EXERCISE MATERIAL:
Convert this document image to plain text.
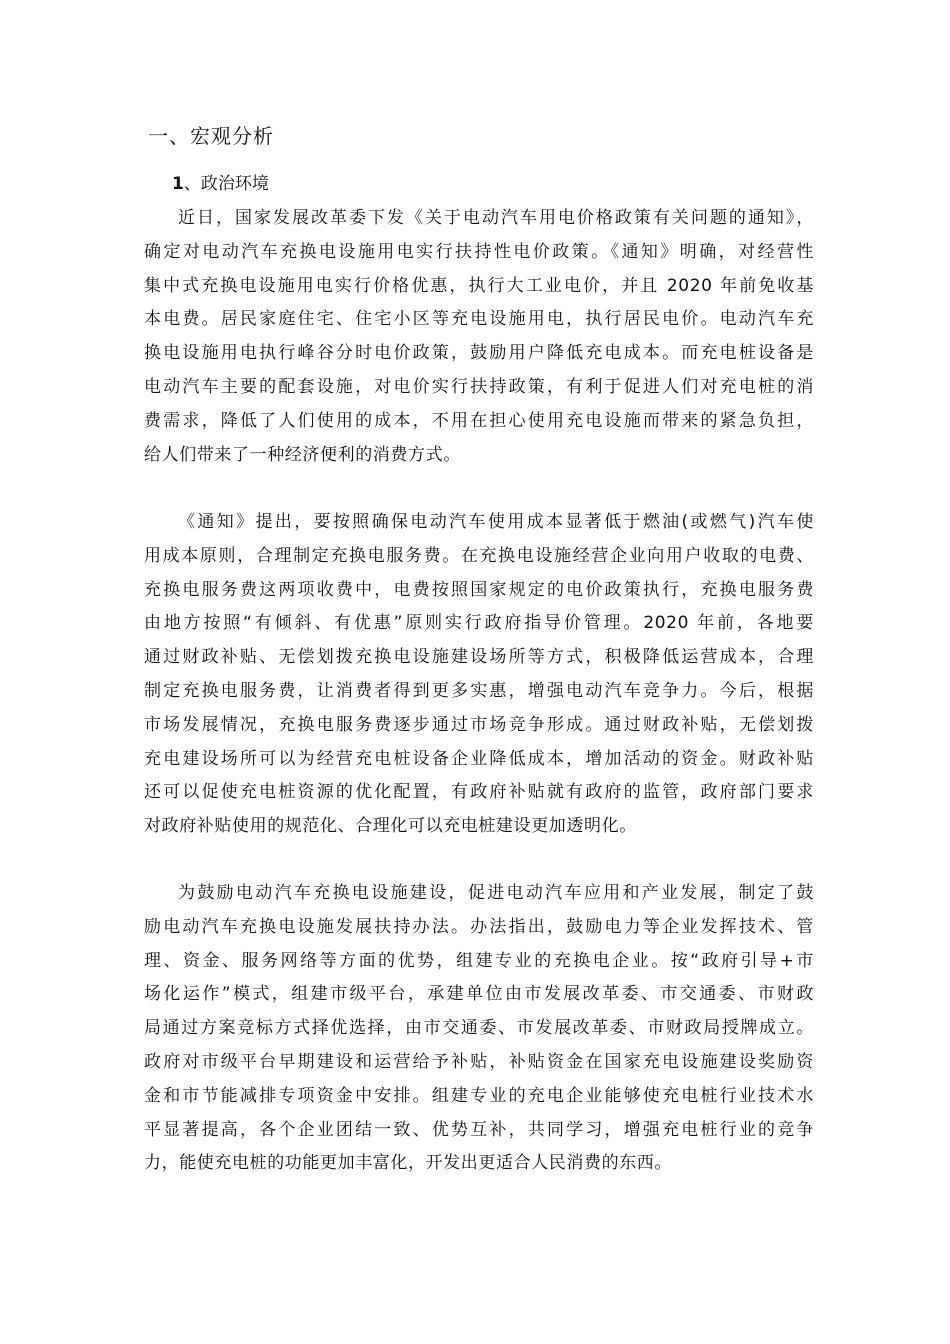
一、宏观分析
1、政治环境

近日，国家发展改革委下发《关于电动汽车用电价格政策有关问题的通知》，
确定对电动汽车充换电设施用电实行扶持性电价政策。《通知》明确，对经营性
集中式充换电设施用电实行价格优惠，执行大工业电价，并且 2020 年前免收基
本电费。居民家庭住宅、住宅小区等充电设施用电，执行居民电价。电动汽车充
换电设施用电执行峰谷分时电价政策，鼓励用户降低充电成本。而充电桩设备是
电动汽车主要的配套设施，对电价实行扶持政策，有利于促进人们对充电桩的消
费需求，降低了人们使用的成本，不用在担心使用充电设施而带来的紧急负担，
给人们带来了一种经济便利的消费方式。

《通知》提出，要按照确保电动汽车使用成本显著低于燃油(或燃气)汽车使
用成本原则，合理制定充换电服务费。在充换电设施经营企业向用户收取的电费、
充换电服务费这两项收费中，电费按照国家规定的电价政策执行，充换电服务费
由地方按照“有倾斜、有优惠”原则实行政府指导价管理。2020 年前，各地要
通过财政补贴、无偿划拨充换电设施建设场所等方式，积极降低运营成本，合理
制定充换电服务费，让消费者得到更多实惠，增强电动汽车竞争力。今后，根据
市场发展情况，充换电服务费逐步通过市场竞争形成。通过财政补贴，无偿划拨
充电建设场所可以为经营充电桩设备企业降低成本，增加活动的资金。财政补贴
还可以促使充电桩资源的优化配置，有政府补贴就有政府的监管，政府部门要求
对政府补贴使用的规范化、合理化可以充电桩建设更加透明化。

为鼓励电动汽车充换电设施建设，促进电动汽车应用和产业发展，制定了鼓
励电动汽车充换电设施发展扶持办法。办法指出，鼓励电力等企业发挥技术、管
理、资金、服务网络等方面的优势，组建专业的充换电企业。按“政府引导+市
场化运作”模式，组建市级平台，承建单位由市发展改革委、市交通委、市财政
局通过方案竞标方式择优选择，由市交通委、市发展改革委、市财政局授牌成立。
政府对市级平台早期建设和运营给予补贴，补贴资金在国家充电设施建设奖励资
金和市节能减排专项资金中安排。组建专业的充电企业能够使充电桩行业技术水
平显著提高，各个企业团结一致、优势互补，共同学习，增强充电桩行业的竞争
力，能使充电桩的功能更加丰富化，开发出更适合人民消费的东西。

TASK DIRECTIONS:
Leave out the pictures and return every record word for word.

PROBLEM SOLUTION:
Convert this document image to plain text.
一、宏观分析
1、政治环境

近日，国家发展改革委下发《关于电动汽车用电价格政策有关问题的通知》，
确定对电动汽车充换电设施用电实行扶持性电价政策。《通知》明确，对经营性
集中式充换电设施用电实行价格优惠，执行大工业电价，并且 2020 年前免收基
本电费。居民家庭住宅、住宅小区等充电设施用电，执行居民电价。电动汽车充
换电设施用电执行峰谷分时电价政策，鼓励用户降低充电成本。而充电桩设备是
电动汽车主要的配套设施，对电价实行扶持政策，有利于促进人们对充电桩的消
费需求，降低了人们使用的成本，不用在担心使用充电设施而带来的紧急负担，
给人们带来了一种经济便利的消费方式。

《通知》提出，要按照确保电动汽车使用成本显著低于燃油(或燃气)汽车使
用成本原则，合理制定充换电服务费。在充换电设施经营企业向用户收取的电费、
充换电服务费这两项收费中，电费按照国家规定的电价政策执行，充换电服务费
由地方按照“有倾斜、有优惠”原则实行政府指导价管理。2020 年前，各地要
通过财政补贴、无偿划拨充换电设施建设场所等方式，积极降低运营成本，合理
制定充换电服务费，让消费者得到更多实惠，增强电动汽车竞争力。今后，根据
市场发展情况，充换电服务费逐步通过市场竞争形成。通过财政补贴，无偿划拨
充电建设场所可以为经营充电桩设备企业降低成本，增加活动的资金。财政补贴
还可以促使充电桩资源的优化配置，有政府补贴就有政府的监管，政府部门要求
对政府补贴使用的规范化、合理化可以充电桩建设更加透明化。

为鼓励电动汽车充换电设施建设，促进电动汽车应用和产业发展，制定了鼓
励电动汽车充换电设施发展扶持办法。办法指出，鼓励电力等企业发挥技术、管
理、资金、服务网络等方面的优势，组建专业的充换电企业。按“政府引导+市
场化运作”模式，组建市级平台，承建单位由市发展改革委、市交通委、市财政
局通过方案竞标方式择优选择，由市交通委、市发展改革委、市财政局授牌成立。
政府对市级平台早期建设和运营给予补贴，补贴资金在国家充电设施建设奖励资
金和市节能减排专项资金中安排。组建专业的充电企业能够使充电桩行业技术水
平显著提高，各个企业团结一致、优势互补，共同学习，增强充电桩行业的竞争
力，能使充电桩的功能更加丰富化，开发出更适合人民消费的东西。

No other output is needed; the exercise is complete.